Work required: Repeat every line of the material, character for character.

— Start of Material for this exercise —

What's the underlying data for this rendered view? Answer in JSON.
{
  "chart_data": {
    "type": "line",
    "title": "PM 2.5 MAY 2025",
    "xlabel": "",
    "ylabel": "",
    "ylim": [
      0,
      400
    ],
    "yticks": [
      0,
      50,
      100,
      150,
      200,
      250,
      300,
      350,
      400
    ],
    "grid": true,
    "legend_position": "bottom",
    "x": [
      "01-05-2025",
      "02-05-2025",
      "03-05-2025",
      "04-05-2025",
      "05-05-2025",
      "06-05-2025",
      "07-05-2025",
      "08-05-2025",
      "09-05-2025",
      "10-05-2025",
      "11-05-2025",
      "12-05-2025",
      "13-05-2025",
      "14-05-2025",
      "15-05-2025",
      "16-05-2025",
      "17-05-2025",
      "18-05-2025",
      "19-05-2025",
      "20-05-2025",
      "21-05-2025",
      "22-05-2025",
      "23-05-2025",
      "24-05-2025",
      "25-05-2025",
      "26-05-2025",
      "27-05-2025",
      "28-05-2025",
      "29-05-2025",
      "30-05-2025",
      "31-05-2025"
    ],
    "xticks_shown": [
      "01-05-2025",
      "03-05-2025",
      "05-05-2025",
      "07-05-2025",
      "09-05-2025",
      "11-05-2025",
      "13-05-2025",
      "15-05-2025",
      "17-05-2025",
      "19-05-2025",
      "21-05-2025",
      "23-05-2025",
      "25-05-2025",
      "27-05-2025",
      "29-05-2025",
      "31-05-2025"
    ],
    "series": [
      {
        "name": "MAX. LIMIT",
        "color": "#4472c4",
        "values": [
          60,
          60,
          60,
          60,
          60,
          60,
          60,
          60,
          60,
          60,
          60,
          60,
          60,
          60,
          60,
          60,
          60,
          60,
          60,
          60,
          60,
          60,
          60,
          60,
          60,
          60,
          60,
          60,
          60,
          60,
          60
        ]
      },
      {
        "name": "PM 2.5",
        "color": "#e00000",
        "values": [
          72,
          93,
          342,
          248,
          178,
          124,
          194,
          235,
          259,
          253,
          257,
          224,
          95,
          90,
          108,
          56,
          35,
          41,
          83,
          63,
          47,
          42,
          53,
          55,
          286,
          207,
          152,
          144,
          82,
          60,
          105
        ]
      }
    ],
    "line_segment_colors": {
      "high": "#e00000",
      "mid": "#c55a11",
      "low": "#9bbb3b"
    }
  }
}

— End of Material for this exercise —

Complete output:
What's the underlying data for this rendered view? Answer in JSON.
{
  "chart_data": {
    "type": "line",
    "title": "PM 2.5 MAY 2025",
    "xlabel": "",
    "ylabel": "",
    "ylim": [
      0,
      400
    ],
    "yticks": [
      0,
      50,
      100,
      150,
      200,
      250,
      300,
      350,
      400
    ],
    "grid": true,
    "legend_position": "bottom",
    "x": [
      "01-05-2025",
      "02-05-2025",
      "03-05-2025",
      "04-05-2025",
      "05-05-2025",
      "06-05-2025",
      "07-05-2025",
      "08-05-2025",
      "09-05-2025",
      "10-05-2025",
      "11-05-2025",
      "12-05-2025",
      "13-05-2025",
      "14-05-2025",
      "15-05-2025",
      "16-05-2025",
      "17-05-2025",
      "18-05-2025",
      "19-05-2025",
      "20-05-2025",
      "21-05-2025",
      "22-05-2025",
      "23-05-2025",
      "24-05-2025",
      "25-05-2025",
      "26-05-2025",
      "27-05-2025",
      "28-05-2025",
      "29-05-2025",
      "30-05-2025",
      "31-05-2025"
    ],
    "xticks_shown": [
      "01-05-2025",
      "03-05-2025",
      "05-05-2025",
      "07-05-2025",
      "09-05-2025",
      "11-05-2025",
      "13-05-2025",
      "15-05-2025",
      "17-05-2025",
      "19-05-2025",
      "21-05-2025",
      "23-05-2025",
      "25-05-2025",
      "27-05-2025",
      "29-05-2025",
      "31-05-2025"
    ],
    "series": [
      {
        "name": "MAX. LIMIT",
        "color": "#4472c4",
        "values": [
          60,
          60,
          60,
          60,
          60,
          60,
          60,
          60,
          60,
          60,
          60,
          60,
          60,
          60,
          60,
          60,
          60,
          60,
          60,
          60,
          60,
          60,
          60,
          60,
          60,
          60,
          60,
          60,
          60,
          60,
          60
        ]
      },
      {
        "name": "PM 2.5",
        "color": "#e00000",
        "values": [
          72,
          93,
          342,
          248,
          178,
          124,
          194,
          235,
          259,
          253,
          257,
          224,
          95,
          90,
          108,
          56,
          35,
          41,
          83,
          63,
          47,
          42,
          53,
          55,
          286,
          207,
          152,
          144,
          82,
          60,
          105
        ]
      }
    ],
    "line_segment_colors": {
      "high": "#e00000",
      "mid": "#c55a11",
      "low": "#9bbb3b"
    }
  }
}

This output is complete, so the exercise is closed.